§ **TASK BRIEF**
Make an exact copy of all the material below, apart from the pictures.

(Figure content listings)
_ _ _ _ _
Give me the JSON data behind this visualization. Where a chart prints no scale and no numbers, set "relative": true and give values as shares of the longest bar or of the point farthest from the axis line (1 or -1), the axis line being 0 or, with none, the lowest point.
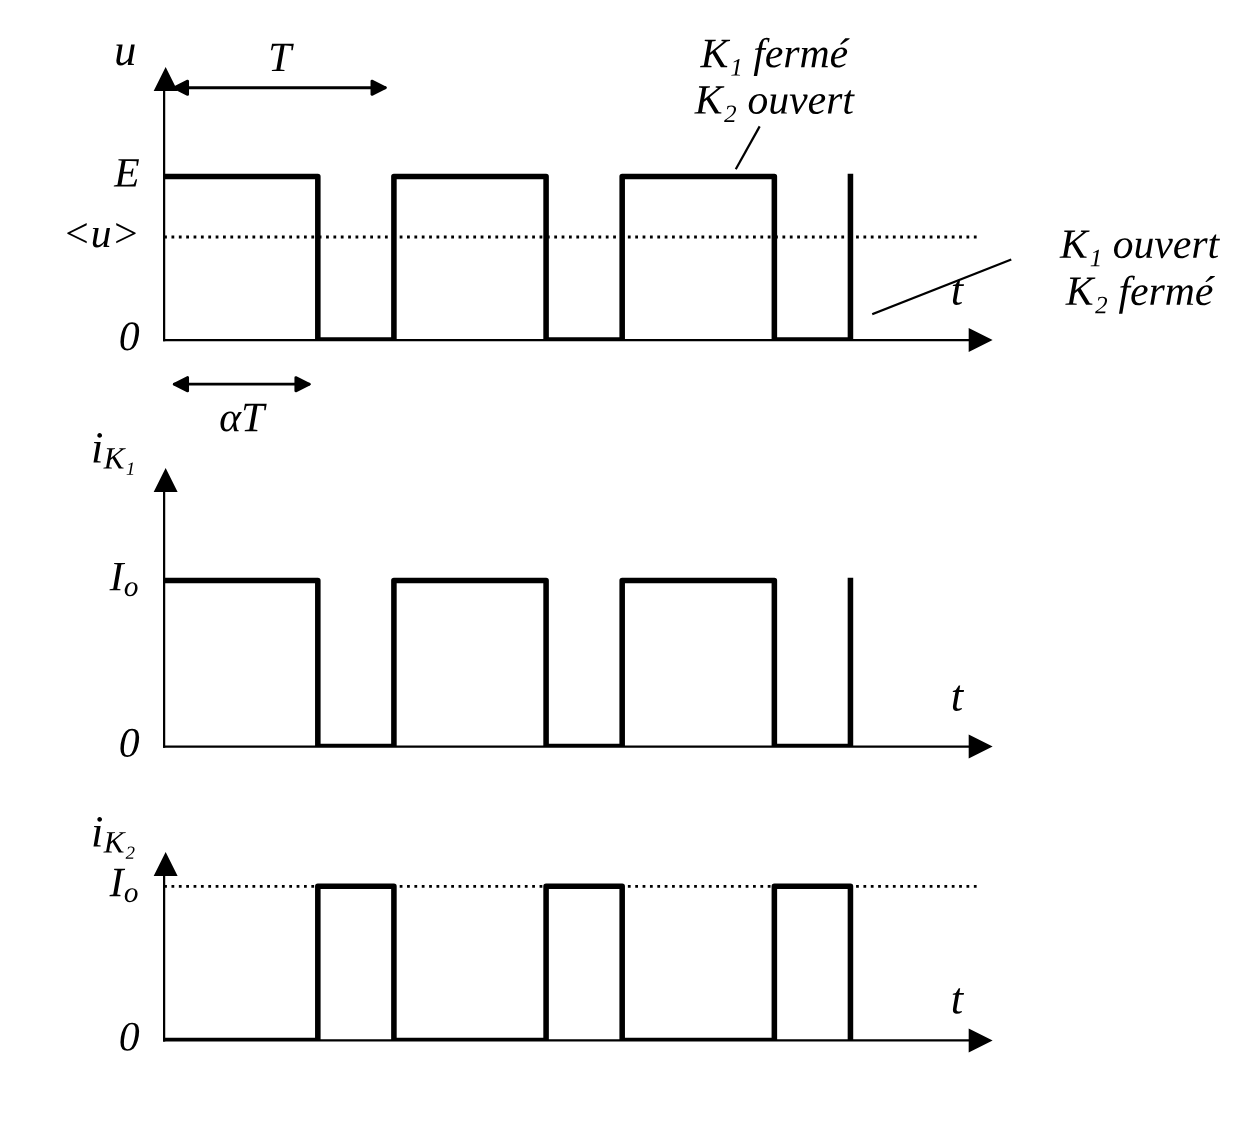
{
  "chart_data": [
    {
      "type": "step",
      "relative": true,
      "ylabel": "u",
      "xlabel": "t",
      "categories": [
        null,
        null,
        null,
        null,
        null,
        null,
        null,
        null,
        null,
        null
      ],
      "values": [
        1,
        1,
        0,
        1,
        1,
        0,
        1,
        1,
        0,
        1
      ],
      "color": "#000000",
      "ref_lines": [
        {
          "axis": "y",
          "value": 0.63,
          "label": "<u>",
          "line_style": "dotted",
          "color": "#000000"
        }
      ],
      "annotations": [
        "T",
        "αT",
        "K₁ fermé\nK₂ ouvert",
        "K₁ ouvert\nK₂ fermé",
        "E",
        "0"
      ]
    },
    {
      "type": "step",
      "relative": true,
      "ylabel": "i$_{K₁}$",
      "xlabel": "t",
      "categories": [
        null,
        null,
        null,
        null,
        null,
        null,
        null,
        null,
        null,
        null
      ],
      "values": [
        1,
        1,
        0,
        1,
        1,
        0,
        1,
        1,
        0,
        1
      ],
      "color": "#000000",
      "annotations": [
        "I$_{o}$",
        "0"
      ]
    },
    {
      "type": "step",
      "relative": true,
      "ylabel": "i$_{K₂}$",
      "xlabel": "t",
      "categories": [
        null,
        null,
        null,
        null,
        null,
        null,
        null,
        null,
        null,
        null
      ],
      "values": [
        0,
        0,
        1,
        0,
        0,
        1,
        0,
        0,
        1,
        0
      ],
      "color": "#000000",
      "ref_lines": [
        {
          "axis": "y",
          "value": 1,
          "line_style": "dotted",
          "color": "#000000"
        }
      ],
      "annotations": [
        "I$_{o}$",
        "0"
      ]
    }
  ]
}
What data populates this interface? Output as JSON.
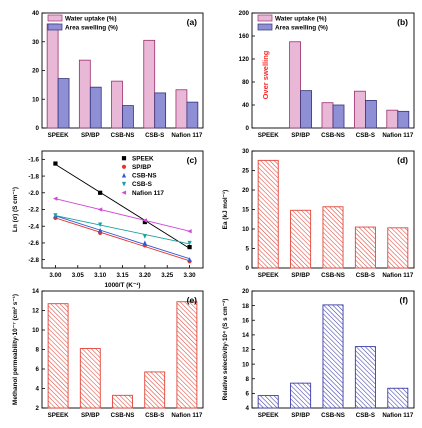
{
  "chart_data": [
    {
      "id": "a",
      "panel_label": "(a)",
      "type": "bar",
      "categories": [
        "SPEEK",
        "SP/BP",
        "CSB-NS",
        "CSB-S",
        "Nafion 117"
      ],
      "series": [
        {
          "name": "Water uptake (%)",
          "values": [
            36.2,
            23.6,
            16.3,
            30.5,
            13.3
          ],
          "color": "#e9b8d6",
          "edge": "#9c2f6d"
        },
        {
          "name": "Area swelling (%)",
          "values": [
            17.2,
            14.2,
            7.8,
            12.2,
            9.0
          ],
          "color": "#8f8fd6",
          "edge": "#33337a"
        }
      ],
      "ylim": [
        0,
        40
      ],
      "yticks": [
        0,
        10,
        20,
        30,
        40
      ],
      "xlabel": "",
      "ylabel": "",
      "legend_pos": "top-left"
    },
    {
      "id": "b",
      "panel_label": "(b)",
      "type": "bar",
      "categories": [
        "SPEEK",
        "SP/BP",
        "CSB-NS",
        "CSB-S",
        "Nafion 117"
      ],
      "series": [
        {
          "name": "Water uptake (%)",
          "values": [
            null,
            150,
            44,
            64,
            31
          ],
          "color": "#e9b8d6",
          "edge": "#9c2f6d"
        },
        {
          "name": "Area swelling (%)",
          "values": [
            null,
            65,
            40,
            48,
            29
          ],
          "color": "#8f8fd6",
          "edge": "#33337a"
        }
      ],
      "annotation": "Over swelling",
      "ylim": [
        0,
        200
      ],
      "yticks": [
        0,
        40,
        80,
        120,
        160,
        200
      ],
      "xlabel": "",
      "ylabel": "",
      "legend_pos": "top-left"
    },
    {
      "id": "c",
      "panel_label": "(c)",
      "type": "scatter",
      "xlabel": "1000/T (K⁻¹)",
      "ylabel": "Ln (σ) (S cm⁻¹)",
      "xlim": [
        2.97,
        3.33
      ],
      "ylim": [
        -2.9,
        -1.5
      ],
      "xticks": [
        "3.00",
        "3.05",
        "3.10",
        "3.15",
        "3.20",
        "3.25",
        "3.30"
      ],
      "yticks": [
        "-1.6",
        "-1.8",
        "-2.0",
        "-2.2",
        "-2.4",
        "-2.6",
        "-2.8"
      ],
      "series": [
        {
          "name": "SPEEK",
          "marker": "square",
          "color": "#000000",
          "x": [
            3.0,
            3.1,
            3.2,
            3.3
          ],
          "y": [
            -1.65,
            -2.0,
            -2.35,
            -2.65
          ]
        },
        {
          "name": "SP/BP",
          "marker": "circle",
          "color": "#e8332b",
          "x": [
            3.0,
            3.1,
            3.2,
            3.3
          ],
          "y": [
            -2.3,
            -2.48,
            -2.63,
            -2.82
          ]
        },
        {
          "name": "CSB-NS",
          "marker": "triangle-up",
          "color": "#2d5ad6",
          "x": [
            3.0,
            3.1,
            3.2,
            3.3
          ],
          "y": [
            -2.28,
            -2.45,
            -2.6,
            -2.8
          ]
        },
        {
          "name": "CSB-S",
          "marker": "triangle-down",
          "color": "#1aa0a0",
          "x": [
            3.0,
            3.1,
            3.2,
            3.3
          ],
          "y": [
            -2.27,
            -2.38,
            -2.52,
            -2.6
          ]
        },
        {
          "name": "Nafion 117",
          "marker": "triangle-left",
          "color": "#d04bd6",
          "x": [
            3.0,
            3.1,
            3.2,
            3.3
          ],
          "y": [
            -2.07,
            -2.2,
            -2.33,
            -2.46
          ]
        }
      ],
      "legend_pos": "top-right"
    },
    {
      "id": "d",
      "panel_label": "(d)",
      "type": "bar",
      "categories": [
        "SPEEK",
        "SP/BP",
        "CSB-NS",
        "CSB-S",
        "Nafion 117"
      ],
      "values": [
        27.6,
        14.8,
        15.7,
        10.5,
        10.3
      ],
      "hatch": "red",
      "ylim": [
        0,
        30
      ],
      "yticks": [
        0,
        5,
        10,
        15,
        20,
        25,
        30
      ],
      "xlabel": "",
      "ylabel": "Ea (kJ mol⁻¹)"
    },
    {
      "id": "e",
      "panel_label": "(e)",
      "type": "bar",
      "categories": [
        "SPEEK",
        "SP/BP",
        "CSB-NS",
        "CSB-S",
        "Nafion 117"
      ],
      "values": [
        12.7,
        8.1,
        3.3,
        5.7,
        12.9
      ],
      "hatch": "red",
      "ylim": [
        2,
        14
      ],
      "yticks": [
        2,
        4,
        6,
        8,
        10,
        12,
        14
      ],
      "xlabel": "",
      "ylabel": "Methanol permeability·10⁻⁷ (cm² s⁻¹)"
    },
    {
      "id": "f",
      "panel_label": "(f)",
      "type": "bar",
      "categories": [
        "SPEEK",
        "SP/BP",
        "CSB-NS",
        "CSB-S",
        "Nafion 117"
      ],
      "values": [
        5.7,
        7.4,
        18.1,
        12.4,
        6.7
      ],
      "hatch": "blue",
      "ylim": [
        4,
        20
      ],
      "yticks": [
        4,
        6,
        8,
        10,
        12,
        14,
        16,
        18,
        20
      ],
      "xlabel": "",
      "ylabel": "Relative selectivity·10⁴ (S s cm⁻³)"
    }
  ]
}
_ _ _ _ _
§ **EXERCISE ANSWER**
Give me the JSON data behind this visualization. Where a chart prints no scale and no numbers, set "relative": true and give values as shares of the longest bar or of the point farthest from the axis line (1 or -1), the axis line being 0 or, with none, the lowest point.
{
  "chart_data": [
    {
      "type": "step",
      "relative": true,
      "ylabel": "u",
      "xlabel": "t",
      "categories": [
        null,
        null,
        null,
        null,
        null,
        null,
        null,
        null,
        null,
        null
      ],
      "values": [
        1,
        1,
        0,
        1,
        1,
        0,
        1,
        1,
        0,
        1
      ],
      "color": "#000000",
      "ref_lines": [
        {
          "axis": "y",
          "value": 0.63,
          "label": "<u>",
          "line_style": "dotted",
          "color": "#000000"
        }
      ],
      "annotations": [
        "T",
        "αT",
        "K₁ fermé\nK₂ ouvert",
        "K₁ ouvert\nK₂ fermé",
        "E",
        "0"
      ]
    },
    {
      "type": "step",
      "relative": true,
      "ylabel": "i$_{K₁}$",
      "xlabel": "t",
      "categories": [
        null,
        null,
        null,
        null,
        null,
        null,
        null,
        null,
        null,
        null
      ],
      "values": [
        1,
        1,
        0,
        1,
        1,
        0,
        1,
        1,
        0,
        1
      ],
      "color": "#000000",
      "annotations": [
        "I$_{o}$",
        "0"
      ]
    },
    {
      "type": "step",
      "relative": true,
      "ylabel": "i$_{K₂}$",
      "xlabel": "t",
      "categories": [
        null,
        null,
        null,
        null,
        null,
        null,
        null,
        null,
        null,
        null
      ],
      "values": [
        0,
        0,
        1,
        0,
        0,
        1,
        0,
        0,
        1,
        0
      ],
      "color": "#000000",
      "ref_lines": [
        {
          "axis": "y",
          "value": 1,
          "line_style": "dotted",
          "color": "#000000"
        }
      ],
      "annotations": [
        "I$_{o}$",
        "0"
      ]
    }
  ]
}
What data populates this interface? Output as JSON.
{
  "chart_data": [
    {
      "id": "a",
      "panel_label": "(a)",
      "type": "bar",
      "categories": [
        "SPEEK",
        "SP/BP",
        "CSB-NS",
        "CSB-S",
        "Nafion 117"
      ],
      "series": [
        {
          "name": "Water uptake (%)",
          "values": [
            36.2,
            23.6,
            16.3,
            30.5,
            13.3
          ],
          "color": "#e9b8d6",
          "edge": "#9c2f6d"
        },
        {
          "name": "Area swelling (%)",
          "values": [
            17.2,
            14.2,
            7.8,
            12.2,
            9.0
          ],
          "color": "#8f8fd6",
          "edge": "#33337a"
        }
      ],
      "ylim": [
        0,
        40
      ],
      "yticks": [
        0,
        10,
        20,
        30,
        40
      ],
      "xlabel": "",
      "ylabel": "",
      "legend_pos": "top-left"
    },
    {
      "id": "b",
      "panel_label": "(b)",
      "type": "bar",
      "categories": [
        "SPEEK",
        "SP/BP",
        "CSB-NS",
        "CSB-S",
        "Nafion 117"
      ],
      "series": [
        {
          "name": "Water uptake (%)",
          "values": [
            null,
            150,
            44,
            64,
            31
          ],
          "color": "#e9b8d6",
          "edge": "#9c2f6d"
        },
        {
          "name": "Area swelling (%)",
          "values": [
            null,
            65,
            40,
            48,
            29
          ],
          "color": "#8f8fd6",
          "edge": "#33337a"
        }
      ],
      "annotation": "Over swelling",
      "ylim": [
        0,
        200
      ],
      "yticks": [
        0,
        40,
        80,
        120,
        160,
        200
      ],
      "xlabel": "",
      "ylabel": "",
      "legend_pos": "top-left"
    },
    {
      "id": "c",
      "panel_label": "(c)",
      "type": "scatter",
      "xlabel": "1000/T (K⁻¹)",
      "ylabel": "Ln (σ) (S cm⁻¹)",
      "xlim": [
        2.97,
        3.33
      ],
      "ylim": [
        -2.9,
        -1.5
      ],
      "xticks": [
        "3.00",
        "3.05",
        "3.10",
        "3.15",
        "3.20",
        "3.25",
        "3.30"
      ],
      "yticks": [
        "-1.6",
        "-1.8",
        "-2.0",
        "-2.2",
        "-2.4",
        "-2.6",
        "-2.8"
      ],
      "series": [
        {
          "name": "SPEEK",
          "marker": "square",
          "color": "#000000",
          "x": [
            3.0,
            3.1,
            3.2,
            3.3
          ],
          "y": [
            -1.65,
            -2.0,
            -2.35,
            -2.65
          ]
        },
        {
          "name": "SP/BP",
          "marker": "circle",
          "color": "#e8332b",
          "x": [
            3.0,
            3.1,
            3.2,
            3.3
          ],
          "y": [
            -2.3,
            -2.48,
            -2.63,
            -2.82
          ]
        },
        {
          "name": "CSB-NS",
          "marker": "triangle-up",
          "color": "#2d5ad6",
          "x": [
            3.0,
            3.1,
            3.2,
            3.3
          ],
          "y": [
            -2.28,
            -2.45,
            -2.6,
            -2.8
          ]
        },
        {
          "name": "CSB-S",
          "marker": "triangle-down",
          "color": "#1aa0a0",
          "x": [
            3.0,
            3.1,
            3.2,
            3.3
          ],
          "y": [
            -2.27,
            -2.38,
            -2.52,
            -2.6
          ]
        },
        {
          "name": "Nafion 117",
          "marker": "triangle-left",
          "color": "#d04bd6",
          "x": [
            3.0,
            3.1,
            3.2,
            3.3
          ],
          "y": [
            -2.07,
            -2.2,
            -2.33,
            -2.46
          ]
        }
      ],
      "legend_pos": "top-right"
    },
    {
      "id": "d",
      "panel_label": "(d)",
      "type": "bar",
      "categories": [
        "SPEEK",
        "SP/BP",
        "CSB-NS",
        "CSB-S",
        "Nafion 117"
      ],
      "values": [
        27.6,
        14.8,
        15.7,
        10.5,
        10.3
      ],
      "hatch": "red",
      "ylim": [
        0,
        30
      ],
      "yticks": [
        0,
        5,
        10,
        15,
        20,
        25,
        30
      ],
      "xlabel": "",
      "ylabel": "Ea (kJ mol⁻¹)"
    },
    {
      "id": "e",
      "panel_label": "(e)",
      "type": "bar",
      "categories": [
        "SPEEK",
        "SP/BP",
        "CSB-NS",
        "CSB-S",
        "Nafion 117"
      ],
      "values": [
        12.7,
        8.1,
        3.3,
        5.7,
        12.9
      ],
      "hatch": "red",
      "ylim": [
        2,
        14
      ],
      "yticks": [
        2,
        4,
        6,
        8,
        10,
        12,
        14
      ],
      "xlabel": "",
      "ylabel": "Methanol permeability·10⁻⁷ (cm² s⁻¹)"
    },
    {
      "id": "f",
      "panel_label": "(f)",
      "type": "bar",
      "categories": [
        "SPEEK",
        "SP/BP",
        "CSB-NS",
        "CSB-S",
        "Nafion 117"
      ],
      "values": [
        5.7,
        7.4,
        18.1,
        12.4,
        6.7
      ],
      "hatch": "blue",
      "ylim": [
        4,
        20
      ],
      "yticks": [
        4,
        6,
        8,
        10,
        12,
        14,
        16,
        18,
        20
      ],
      "xlabel": "",
      "ylabel": "Relative selectivity·10⁴ (S s cm⁻³)"
    }
  ]
}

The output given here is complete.